◆ DATA ROWS ◆
>>>>>

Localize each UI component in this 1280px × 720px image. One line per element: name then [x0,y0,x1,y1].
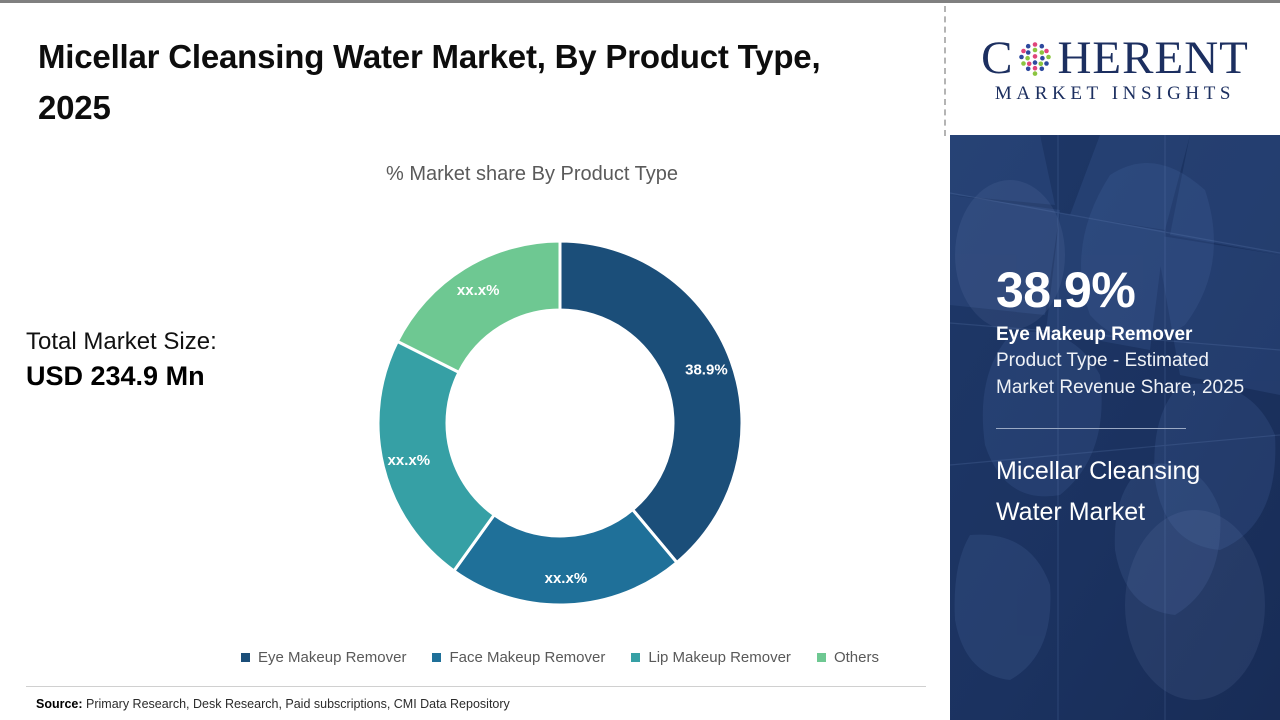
highlight-divider [996,428,1186,430]
left-content-panel: Micellar Cleansing Water Market, By Prod… [0,3,944,720]
donut-slice-label: xx.x% [457,282,500,299]
vertical-dashed-divider [944,6,946,136]
legend-item[interactable]: Others [817,649,879,666]
total-market-size-label: Total Market Size: [26,325,336,358]
total-market-size-value: USD 234.9 Mn [26,358,336,395]
highlight-description: Product Type - Estimated Market Revenue … [996,348,1254,402]
infographic-page: Micellar Cleansing Water Market, By Prod… [0,0,1280,720]
legend-label: Lip Makeup Remover [648,649,791,666]
legend-label: Eye Makeup Remover [258,649,406,666]
donut-slice-group [378,241,742,605]
chart-legend: Eye Makeup RemoverFace Makeup RemoverLip… [180,649,940,666]
legend-item[interactable]: Face Makeup Remover [432,649,605,666]
highlight-segment-name: Eye Makeup Remover [996,323,1254,347]
source-text: Primary Research, Desk Research, Paid su… [83,697,510,711]
donut-slice[interactable] [560,241,742,563]
legend-swatch-icon [631,653,640,662]
logo-letter-c: C [981,35,1013,82]
legend-item[interactable]: Eye Makeup Remover [241,649,406,666]
source-prefix: Source: [36,697,83,711]
globe-dots-icon [1014,38,1056,80]
highlight-market-name: Micellar Cleansing Water Market [996,451,1254,532]
source-note: Source: Primary Research, Desk Research,… [36,697,510,711]
brand-logo[interactable]: C [950,3,1280,135]
legend-label: Face Makeup Remover [449,649,605,666]
donut-slice-label: xx.x% [545,570,588,587]
chart-subtitle: % Market share By Product Type [386,163,746,186]
highlight-percent: 38.9% [996,265,1254,316]
legend-swatch-icon [432,653,441,662]
page-title: Micellar Cleansing Water Market, By Prod… [38,31,868,134]
highlight-panel: 38.9% Eye Makeup Remover Product Type - … [950,135,1280,720]
legend-item[interactable]: Lip Makeup Remover [631,649,791,666]
donut-slice[interactable] [397,241,560,372]
donut-slice-label: xx.x% [388,452,431,469]
total-market-size: Total Market Size: USD 234.9 Mn [26,325,336,395]
highlight-content: 38.9% Eye Makeup Remover Product Type - … [996,265,1254,532]
donut-chart-svg: 38.9%xx.x%xx.x%xx.x% [368,231,752,615]
legend-swatch-icon [817,653,826,662]
donut-chart: 38.9%xx.x%xx.x%xx.x% [368,231,752,615]
legend-swatch-icon [241,653,250,662]
legend-label: Others [834,649,879,666]
donut-slice-label: 38.9% [685,361,728,378]
logo-letters-herent: HERENT [1057,35,1248,82]
right-sidebar: C [950,3,1280,720]
logo-wordmark: C [981,35,1249,82]
logo-tagline: MARKET INSIGHTS [995,84,1235,103]
source-divider [26,686,926,687]
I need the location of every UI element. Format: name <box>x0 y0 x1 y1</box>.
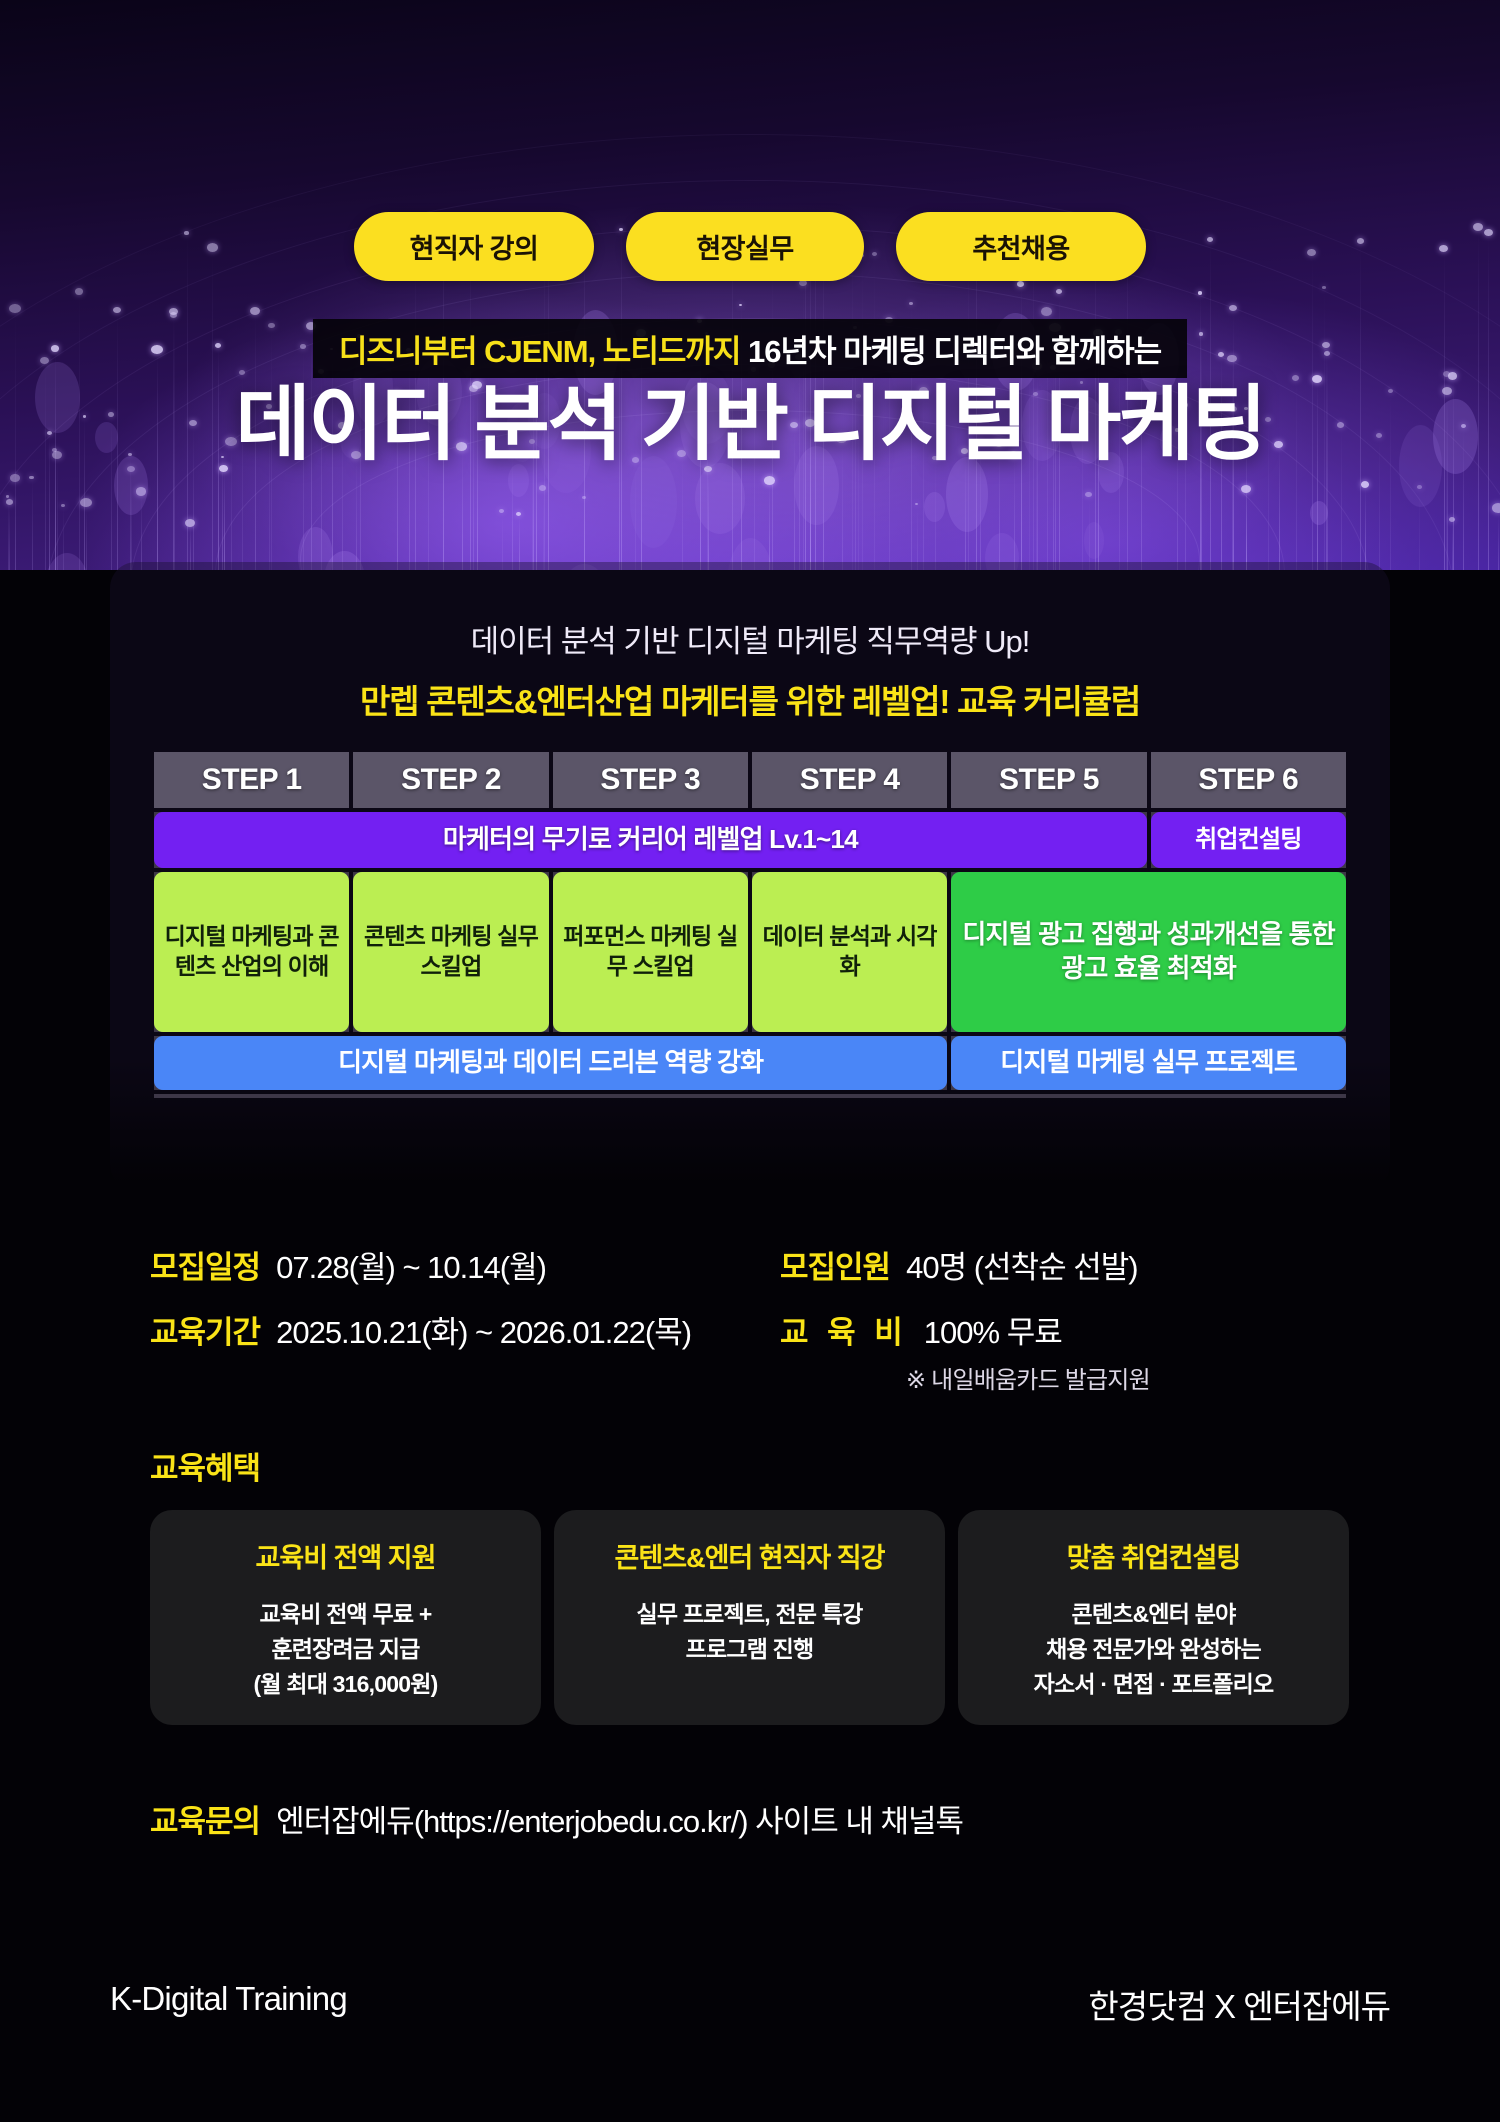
hero-subtitle-bar: 디즈니부터 CJENM, 노티드까지 16년차 마케팅 디렉터와 함께하는 <box>0 318 1500 378</box>
info-note-fee: ※ 내일배움카드 발급지원 <box>906 1360 1150 1395</box>
benefit-card-1-body: 교육비 전액 무료 + 훈련장려금 지급 (월 최대 316,000원) <box>164 1597 527 1702</box>
info-label-period: 교육기간 <box>150 1307 260 1352</box>
benefit-card-3-line-3: 자소서 · 면접 · 포트폴리오 <box>972 1667 1335 1702</box>
benefit-card-3-line-1: 콘텐츠&엔터 분야 <box>972 1597 1335 1632</box>
footer-brand-right: 한경닷컴 X 엔터잡에듀 <box>1088 1980 1390 2028</box>
info-value-recruit: 07.28(월) ~ 10.14(월) <box>276 1242 546 1287</box>
info-row-2: 교육기간 2025.10.21(화) ~ 2026.01.22(목) 교 육 비… <box>150 1307 1380 1395</box>
tag-pill-3: 추천채용 <box>896 212 1146 281</box>
bottom-bar-right-chip: 디지털 마케팅 실무 프로젝트 <box>951 1036 1346 1090</box>
info-item-fee: 교 육 비 100% 무료 ※ 내일배움카드 발급지원 <box>780 1307 1150 1395</box>
hero-subtitle-highlight: 디즈니부터 CJENM, 노티드까지 <box>339 334 741 369</box>
info-value-fee: 100% 무료 <box>924 1307 1062 1352</box>
info-label-fee: 교 육 비 <box>780 1307 908 1352</box>
footer: K-Digital Training 한경닷컴 X 엔터잡에듀 <box>0 1980 1500 2028</box>
benefit-card-2-title: 콘텐츠&엔터 현직자 직강 <box>568 1536 931 1575</box>
hero-background <box>0 0 1500 570</box>
info-row-1: 모집일정 07.28(월) ~ 10.14(월) 모집인원 40명 (선착순 선… <box>150 1242 1380 1287</box>
step-header-5: STEP 5 <box>951 752 1146 808</box>
lead-line-2: 만렙 콘텐츠&엔터산업 마케터를 위한 레벨업! 교육 커리큘럼 <box>0 675 1500 723</box>
footer-brand-left: K-Digital Training <box>110 1980 347 2028</box>
course-cell-3: 퍼포먼스 마케팅 실무 스킬업 <box>553 872 748 1032</box>
info-value-headcount: 40명 (선착순 선발) <box>906 1242 1137 1287</box>
info-item-headcount: 모집인원 40명 (선착순 선발) <box>780 1242 1138 1287</box>
course-cell-2: 콘텐츠 마케팅 실무 스킬업 <box>353 872 548 1032</box>
contact-value[interactable]: 엔터잡에듀(https://enterjobedu.co.kr/) 사이트 내 … <box>276 1796 963 1841</box>
tag-pill-group: 현직자 강의 현장실무 추천채용 <box>0 212 1500 281</box>
course-row: 디지털 마케팅과 콘텐츠 산업의 이해 콘텐츠 마케팅 실무 스킬업 퍼포먼스 … <box>154 872 1346 1032</box>
lead-line-1: 데이터 분석 기반 디지털 마케팅 직무역량 Up! <box>0 616 1500 661</box>
consulting-chip: 취업컨설팅 <box>1151 812 1346 868</box>
page-title: 데이터 분석 기반 디지털 마케팅 <box>0 380 1500 470</box>
benefit-card-1-title: 교육비 전액 지원 <box>164 1536 527 1575</box>
info-label-headcount: 모집인원 <box>780 1242 890 1287</box>
step-header-3: STEP 3 <box>553 752 748 808</box>
step-header-2: STEP 2 <box>353 752 548 808</box>
contact-label: 교육문의 <box>150 1796 260 1841</box>
info-item-recruit: 모집일정 07.28(월) ~ 10.14(월) <box>150 1242 780 1287</box>
benefit-card-3-title: 맞춤 취업컨설팅 <box>972 1536 1335 1575</box>
level-bar-row: 마케터의 무기로 커리어 레벨업 Lv.1~14 취업컨설팅 <box>154 812 1346 868</box>
course-chip-4: 데이터 분석과 시각화 <box>752 872 947 1032</box>
bottom-bar-row: 디지털 마케팅과 데이터 드리븐 역량 강화 디지털 마케팅 실무 프로젝트 <box>154 1036 1346 1090</box>
contact-row: 교육문의 엔터잡에듀(https://enterjobedu.co.kr/) 사… <box>150 1796 963 1841</box>
info-label-recruit: 모집일정 <box>150 1242 260 1287</box>
step-header-1: STEP 1 <box>154 752 349 808</box>
benefit-card-group: 교육비 전액 지원 교육비 전액 무료 + 훈련장려금 지급 (월 최대 316… <box>150 1510 1350 1725</box>
benefit-card-3: 맞춤 취업컨설팅 콘텐츠&엔터 분야 채용 전문가와 완성하는 자소서 · 면접… <box>958 1510 1349 1725</box>
hero-subtitle-inner: 디즈니부터 CJENM, 노티드까지 16년차 마케팅 디렉터와 함께하는 <box>313 319 1187 378</box>
benefit-card-2-line-2: 프로그램 진행 <box>568 1632 931 1667</box>
benefit-card-1: 교육비 전액 지원 교육비 전액 무료 + 훈련장려금 지급 (월 최대 316… <box>150 1510 541 1725</box>
info-grid: 모집일정 07.28(월) ~ 10.14(월) 모집인원 40명 (선착순 선… <box>150 1242 1380 1415</box>
curriculum-table-wrap: STEP 1 STEP 2 STEP 3 STEP 4 STEP 5 STEP … <box>150 748 1350 1102</box>
course-cell-1: 디지털 마케팅과 콘텐츠 산업의 이해 <box>154 872 349 1032</box>
hero-subtitle-rest: 16년차 마케팅 디렉터와 함께하는 <box>748 334 1161 369</box>
info-value-period: 2025.10.21(화) ~ 2026.01.22(목) <box>276 1307 691 1352</box>
course-cell-4: 데이터 분석과 시각화 <box>752 872 947 1032</box>
course-chip-2: 콘텐츠 마케팅 실무 스킬업 <box>353 872 548 1032</box>
table-spacer-cell <box>154 1094 1346 1098</box>
lead-copy: 데이터 분석 기반 디지털 마케팅 직무역량 Up! 만렙 콘텐츠&엔터산업 마… <box>0 616 1500 723</box>
course-chip-1: 디지털 마케팅과 콘텐츠 산업의 이해 <box>154 872 349 1032</box>
benefit-card-2-line-1: 실무 프로젝트, 전문 특강 <box>568 1597 931 1632</box>
benefit-card-1-line-2: 훈련장려금 지급 <box>164 1632 527 1667</box>
bottom-bar-left-chip: 디지털 마케팅과 데이터 드리븐 역량 강화 <box>154 1036 947 1090</box>
step-header-4: STEP 4 <box>752 752 947 808</box>
benefit-card-1-line-3: (월 최대 316,000원) <box>164 1667 527 1702</box>
benefit-card-3-line-2: 채용 전문가와 완성하는 <box>972 1632 1335 1667</box>
benefit-card-2-body: 실무 프로젝트, 전문 특강 프로그램 진행 <box>568 1597 931 1667</box>
benefit-card-3-body: 콘텐츠&엔터 분야 채용 전문가와 완성하는 자소서 · 면접 · 포트폴리오 <box>972 1597 1335 1702</box>
step-header-6: STEP 6 <box>1151 752 1346 808</box>
course-cell-wide: 디지털 광고 집행과 성과개선을 통한 광고 효율 최적화 <box>951 872 1346 1032</box>
bottom-bar-right-cell: 디지털 마케팅 실무 프로젝트 <box>951 1036 1346 1090</box>
step-header-row: STEP 1 STEP 2 STEP 3 STEP 4 STEP 5 STEP … <box>154 752 1346 808</box>
poster-root: 현직자 강의 현장실무 추천채용 디즈니부터 CJENM, 노티드까지 16년차… <box>0 0 1500 2122</box>
benefit-card-2: 콘텐츠&엔터 현직자 직강 실무 프로젝트, 전문 특강 프로그램 진행 <box>554 1510 945 1725</box>
info-fee-line: 교 육 비 100% 무료 <box>780 1307 1150 1352</box>
course-chip-wide: 디지털 광고 집행과 성과개선을 통한 광고 효율 최적화 <box>951 872 1346 1032</box>
consulting-cell: 취업컨설팅 <box>1151 812 1346 868</box>
level-bar-chip: 마케터의 무기로 커리어 레벨업 Lv.1~14 <box>154 812 1147 868</box>
level-bar-cell: 마케터의 무기로 커리어 레벨업 Lv.1~14 <box>154 812 1147 868</box>
table-spacer-row <box>154 1094 1346 1098</box>
info-item-period: 교육기간 2025.10.21(화) ~ 2026.01.22(목) <box>150 1307 780 1395</box>
tag-pill-2: 현장실무 <box>626 212 864 281</box>
tag-pill-1: 현직자 강의 <box>354 212 594 281</box>
course-chip-3: 퍼포먼스 마케팅 실무 스킬업 <box>553 872 748 1032</box>
curriculum-table: STEP 1 STEP 2 STEP 3 STEP 4 STEP 5 STEP … <box>150 748 1350 1102</box>
benefits-heading: 교육혜택 <box>150 1443 260 1488</box>
benefit-card-1-line-1: 교육비 전액 무료 + <box>164 1597 527 1632</box>
bottom-bar-left-cell: 디지털 마케팅과 데이터 드리븐 역량 강화 <box>154 1036 947 1090</box>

<<<<<

◆ AIM OF THE EXERCISE ◆
Pull out each line of the listing above that contains the string "level".

◆ FINAL RESULT ◆
level-bar-row: 마케터의 무기로 커리어 레벨업 Lv.1~14 취업컨설팅 <box>154 812 1346 868</box>
level-bar-chip: 마케터의 무기로 커리어 레벨업 Lv.1~14 <box>154 812 1147 868</box>
level-bar-cell: 마케터의 무기로 커리어 레벨업 Lv.1~14 <box>154 812 1147 868</box>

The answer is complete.